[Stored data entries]
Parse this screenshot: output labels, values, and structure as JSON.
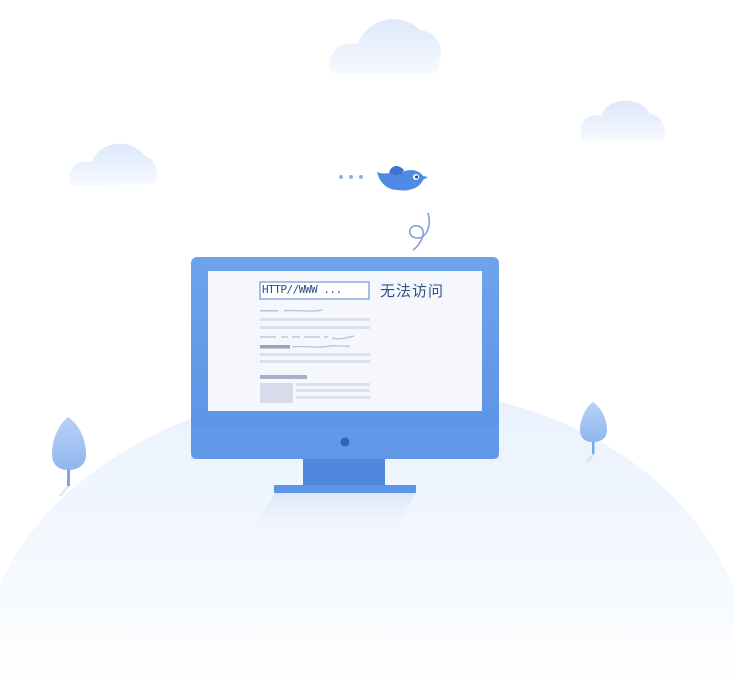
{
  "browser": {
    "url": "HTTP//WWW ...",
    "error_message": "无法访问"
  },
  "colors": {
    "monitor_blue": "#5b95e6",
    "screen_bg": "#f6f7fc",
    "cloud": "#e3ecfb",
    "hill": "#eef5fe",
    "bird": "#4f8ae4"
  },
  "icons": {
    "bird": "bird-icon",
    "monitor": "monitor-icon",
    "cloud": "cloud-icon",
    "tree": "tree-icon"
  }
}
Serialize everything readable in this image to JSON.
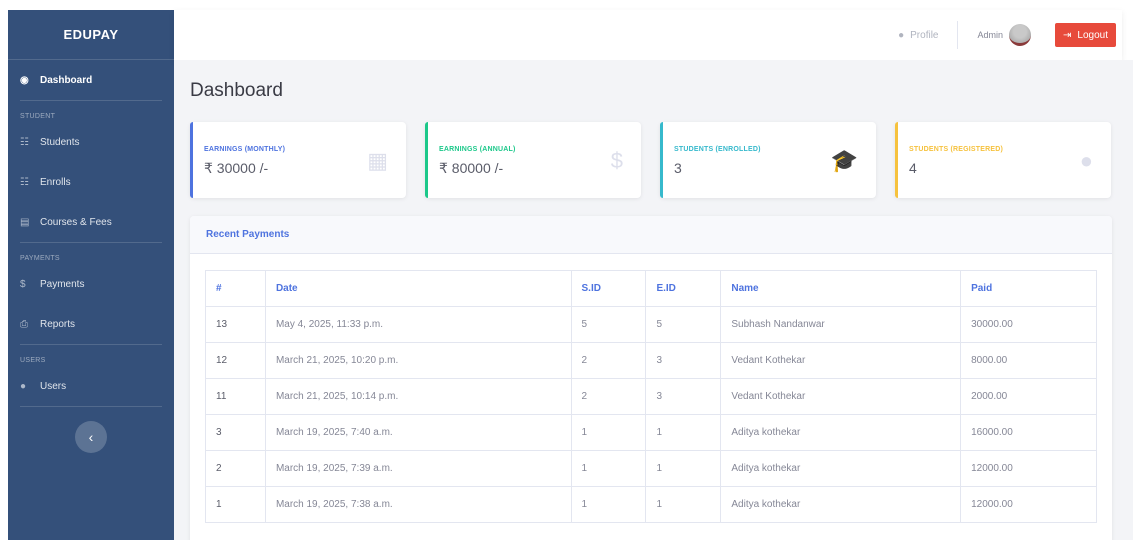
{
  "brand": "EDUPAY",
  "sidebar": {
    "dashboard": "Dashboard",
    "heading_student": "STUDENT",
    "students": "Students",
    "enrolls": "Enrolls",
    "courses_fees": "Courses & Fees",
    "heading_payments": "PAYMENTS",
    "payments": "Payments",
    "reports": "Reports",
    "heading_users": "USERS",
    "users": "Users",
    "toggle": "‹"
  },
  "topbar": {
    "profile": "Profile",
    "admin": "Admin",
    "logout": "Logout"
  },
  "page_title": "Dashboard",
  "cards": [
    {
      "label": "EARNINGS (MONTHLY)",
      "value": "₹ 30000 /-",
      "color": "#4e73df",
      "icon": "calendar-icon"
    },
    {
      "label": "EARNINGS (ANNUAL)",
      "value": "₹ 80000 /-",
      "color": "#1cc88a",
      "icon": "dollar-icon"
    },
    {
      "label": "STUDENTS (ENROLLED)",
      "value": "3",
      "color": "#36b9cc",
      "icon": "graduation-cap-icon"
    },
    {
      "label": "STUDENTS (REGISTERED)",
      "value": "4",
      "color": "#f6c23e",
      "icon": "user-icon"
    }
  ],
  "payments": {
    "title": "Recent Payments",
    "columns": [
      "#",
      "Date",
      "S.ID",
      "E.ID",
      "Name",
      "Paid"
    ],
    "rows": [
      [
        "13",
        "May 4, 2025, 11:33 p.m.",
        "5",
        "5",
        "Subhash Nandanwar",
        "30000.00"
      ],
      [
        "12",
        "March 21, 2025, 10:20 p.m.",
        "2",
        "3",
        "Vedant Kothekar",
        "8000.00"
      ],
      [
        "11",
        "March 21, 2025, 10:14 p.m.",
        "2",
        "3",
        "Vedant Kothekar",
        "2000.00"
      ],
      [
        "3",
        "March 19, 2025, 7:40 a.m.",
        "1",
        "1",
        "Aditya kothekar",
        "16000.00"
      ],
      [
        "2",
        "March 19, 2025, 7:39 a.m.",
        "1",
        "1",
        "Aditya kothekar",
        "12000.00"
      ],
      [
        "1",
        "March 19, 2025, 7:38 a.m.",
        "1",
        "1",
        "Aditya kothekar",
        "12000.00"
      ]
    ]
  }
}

---

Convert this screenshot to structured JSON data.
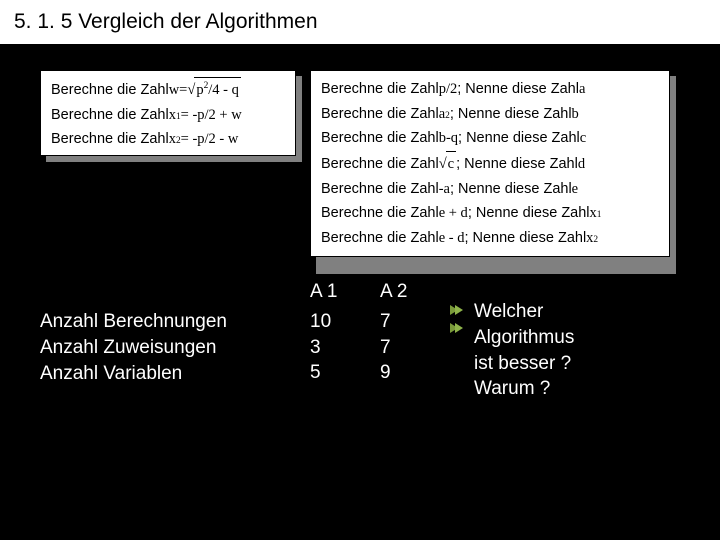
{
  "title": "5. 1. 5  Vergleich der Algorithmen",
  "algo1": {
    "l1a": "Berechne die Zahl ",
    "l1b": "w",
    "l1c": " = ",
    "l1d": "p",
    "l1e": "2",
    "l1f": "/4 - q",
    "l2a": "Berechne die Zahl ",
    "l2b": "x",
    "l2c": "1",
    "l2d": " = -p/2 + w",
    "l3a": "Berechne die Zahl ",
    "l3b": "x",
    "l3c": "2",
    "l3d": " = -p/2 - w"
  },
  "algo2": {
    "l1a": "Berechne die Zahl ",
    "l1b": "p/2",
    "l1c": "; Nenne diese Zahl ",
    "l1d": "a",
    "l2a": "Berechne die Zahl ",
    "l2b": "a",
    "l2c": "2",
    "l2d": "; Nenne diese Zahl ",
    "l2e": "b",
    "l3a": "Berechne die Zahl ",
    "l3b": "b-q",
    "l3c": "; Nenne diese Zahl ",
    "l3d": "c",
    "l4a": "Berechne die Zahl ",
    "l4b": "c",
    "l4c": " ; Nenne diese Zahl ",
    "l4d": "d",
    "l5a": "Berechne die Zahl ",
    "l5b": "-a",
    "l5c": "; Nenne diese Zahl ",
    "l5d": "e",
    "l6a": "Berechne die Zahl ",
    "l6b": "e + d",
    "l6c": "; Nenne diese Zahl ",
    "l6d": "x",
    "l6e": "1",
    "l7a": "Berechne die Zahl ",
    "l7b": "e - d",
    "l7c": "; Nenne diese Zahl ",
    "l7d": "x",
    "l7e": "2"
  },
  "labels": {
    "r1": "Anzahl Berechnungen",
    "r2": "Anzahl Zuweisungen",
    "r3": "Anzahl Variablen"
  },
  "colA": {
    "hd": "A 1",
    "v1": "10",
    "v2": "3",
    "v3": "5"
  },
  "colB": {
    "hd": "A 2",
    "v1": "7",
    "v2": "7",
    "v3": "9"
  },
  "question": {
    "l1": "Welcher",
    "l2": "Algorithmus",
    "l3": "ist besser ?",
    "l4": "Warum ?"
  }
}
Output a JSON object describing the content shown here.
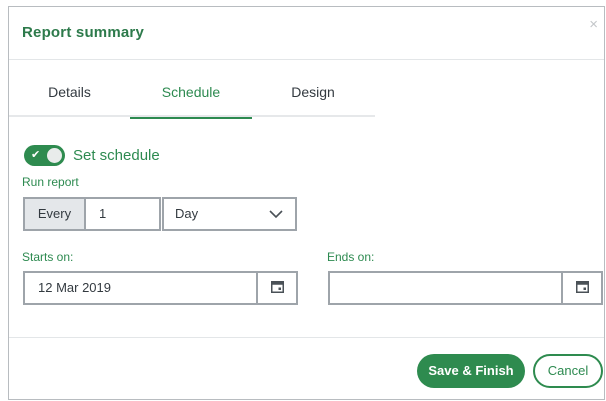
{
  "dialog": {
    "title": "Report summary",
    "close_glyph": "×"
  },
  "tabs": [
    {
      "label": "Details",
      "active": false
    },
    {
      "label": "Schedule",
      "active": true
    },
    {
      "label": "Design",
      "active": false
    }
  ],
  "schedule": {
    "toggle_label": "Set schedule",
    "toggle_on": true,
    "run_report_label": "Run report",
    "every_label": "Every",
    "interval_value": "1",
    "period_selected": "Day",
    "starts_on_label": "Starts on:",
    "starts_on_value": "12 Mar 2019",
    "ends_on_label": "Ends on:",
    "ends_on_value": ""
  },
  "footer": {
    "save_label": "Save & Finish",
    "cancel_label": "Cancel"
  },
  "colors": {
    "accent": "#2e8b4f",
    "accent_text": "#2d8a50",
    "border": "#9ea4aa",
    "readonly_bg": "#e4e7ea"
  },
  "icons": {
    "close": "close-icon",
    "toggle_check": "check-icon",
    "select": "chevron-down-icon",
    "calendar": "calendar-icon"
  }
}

--

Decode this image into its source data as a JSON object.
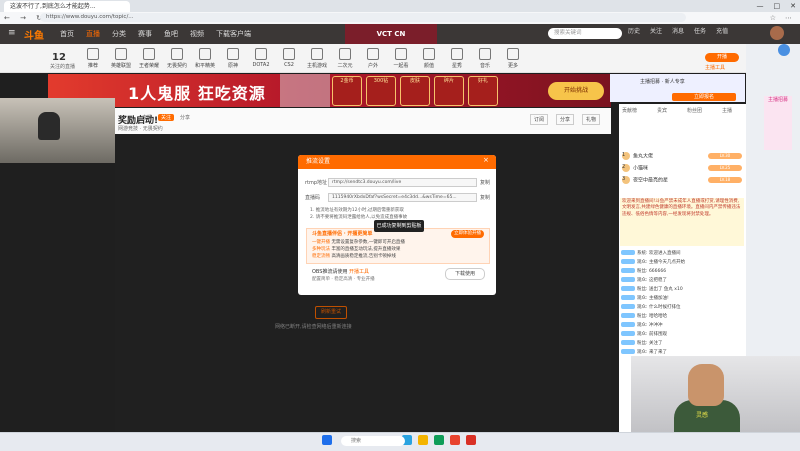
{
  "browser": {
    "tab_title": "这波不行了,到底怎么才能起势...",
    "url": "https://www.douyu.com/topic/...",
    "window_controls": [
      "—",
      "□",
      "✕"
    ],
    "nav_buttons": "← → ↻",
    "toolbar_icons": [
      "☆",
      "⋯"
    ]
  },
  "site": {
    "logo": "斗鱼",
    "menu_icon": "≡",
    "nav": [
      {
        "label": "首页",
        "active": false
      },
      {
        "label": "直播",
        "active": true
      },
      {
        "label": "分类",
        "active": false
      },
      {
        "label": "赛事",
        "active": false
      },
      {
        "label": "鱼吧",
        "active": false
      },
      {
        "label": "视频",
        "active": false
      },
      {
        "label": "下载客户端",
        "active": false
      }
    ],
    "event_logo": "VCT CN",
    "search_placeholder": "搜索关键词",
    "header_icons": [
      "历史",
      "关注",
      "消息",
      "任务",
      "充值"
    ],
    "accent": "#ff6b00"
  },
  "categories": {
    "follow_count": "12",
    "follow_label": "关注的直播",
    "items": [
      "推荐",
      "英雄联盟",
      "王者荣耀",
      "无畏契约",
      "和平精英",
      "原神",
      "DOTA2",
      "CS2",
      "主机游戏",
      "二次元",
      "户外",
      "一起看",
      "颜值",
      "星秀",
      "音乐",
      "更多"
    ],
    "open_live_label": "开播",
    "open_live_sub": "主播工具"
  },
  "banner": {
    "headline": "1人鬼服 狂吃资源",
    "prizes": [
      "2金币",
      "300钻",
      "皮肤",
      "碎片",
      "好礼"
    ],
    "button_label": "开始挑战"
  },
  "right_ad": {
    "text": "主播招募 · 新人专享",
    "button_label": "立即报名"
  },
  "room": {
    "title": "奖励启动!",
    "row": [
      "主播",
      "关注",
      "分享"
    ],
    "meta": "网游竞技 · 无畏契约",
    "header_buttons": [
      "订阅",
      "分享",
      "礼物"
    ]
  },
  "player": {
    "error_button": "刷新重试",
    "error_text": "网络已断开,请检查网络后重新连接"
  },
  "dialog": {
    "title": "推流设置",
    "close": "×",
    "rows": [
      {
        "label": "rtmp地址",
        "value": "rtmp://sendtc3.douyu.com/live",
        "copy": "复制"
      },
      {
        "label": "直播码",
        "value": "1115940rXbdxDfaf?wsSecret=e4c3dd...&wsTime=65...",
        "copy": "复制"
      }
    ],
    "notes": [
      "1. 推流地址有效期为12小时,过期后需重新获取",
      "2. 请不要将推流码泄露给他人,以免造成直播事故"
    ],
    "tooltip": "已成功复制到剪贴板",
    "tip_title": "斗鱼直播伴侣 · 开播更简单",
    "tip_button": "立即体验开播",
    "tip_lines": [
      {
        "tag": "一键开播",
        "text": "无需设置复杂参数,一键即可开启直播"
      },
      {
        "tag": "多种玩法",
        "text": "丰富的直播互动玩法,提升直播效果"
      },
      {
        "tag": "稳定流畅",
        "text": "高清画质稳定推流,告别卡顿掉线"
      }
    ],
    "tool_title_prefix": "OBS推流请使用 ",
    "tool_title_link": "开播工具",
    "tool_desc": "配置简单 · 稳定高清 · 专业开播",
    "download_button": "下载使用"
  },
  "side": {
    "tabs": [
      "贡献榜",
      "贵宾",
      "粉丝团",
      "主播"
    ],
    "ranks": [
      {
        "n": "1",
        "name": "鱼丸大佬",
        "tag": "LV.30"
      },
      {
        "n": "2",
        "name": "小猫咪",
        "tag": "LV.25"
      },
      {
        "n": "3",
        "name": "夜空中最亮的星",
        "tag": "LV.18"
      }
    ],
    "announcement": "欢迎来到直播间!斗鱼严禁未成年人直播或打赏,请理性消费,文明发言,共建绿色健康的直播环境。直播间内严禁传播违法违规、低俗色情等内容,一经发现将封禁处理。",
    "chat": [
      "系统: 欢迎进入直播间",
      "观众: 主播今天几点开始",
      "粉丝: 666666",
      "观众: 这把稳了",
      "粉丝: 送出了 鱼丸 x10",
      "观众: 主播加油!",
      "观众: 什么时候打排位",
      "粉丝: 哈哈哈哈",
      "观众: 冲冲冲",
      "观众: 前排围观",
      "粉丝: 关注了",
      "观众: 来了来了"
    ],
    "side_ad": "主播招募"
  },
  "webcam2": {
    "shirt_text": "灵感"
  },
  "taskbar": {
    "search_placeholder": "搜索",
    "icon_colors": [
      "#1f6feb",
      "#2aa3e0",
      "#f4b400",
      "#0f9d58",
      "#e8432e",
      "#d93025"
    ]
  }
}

_INSTRUCTIONS FOR THE TASK:_ Select all lines in the listing that include the word "EARNINGS".

_FULL OUTPUT:_
      "label": "EARNINGS (MONTHLY)",
      "label": "EARNINGS (ANNUAL)",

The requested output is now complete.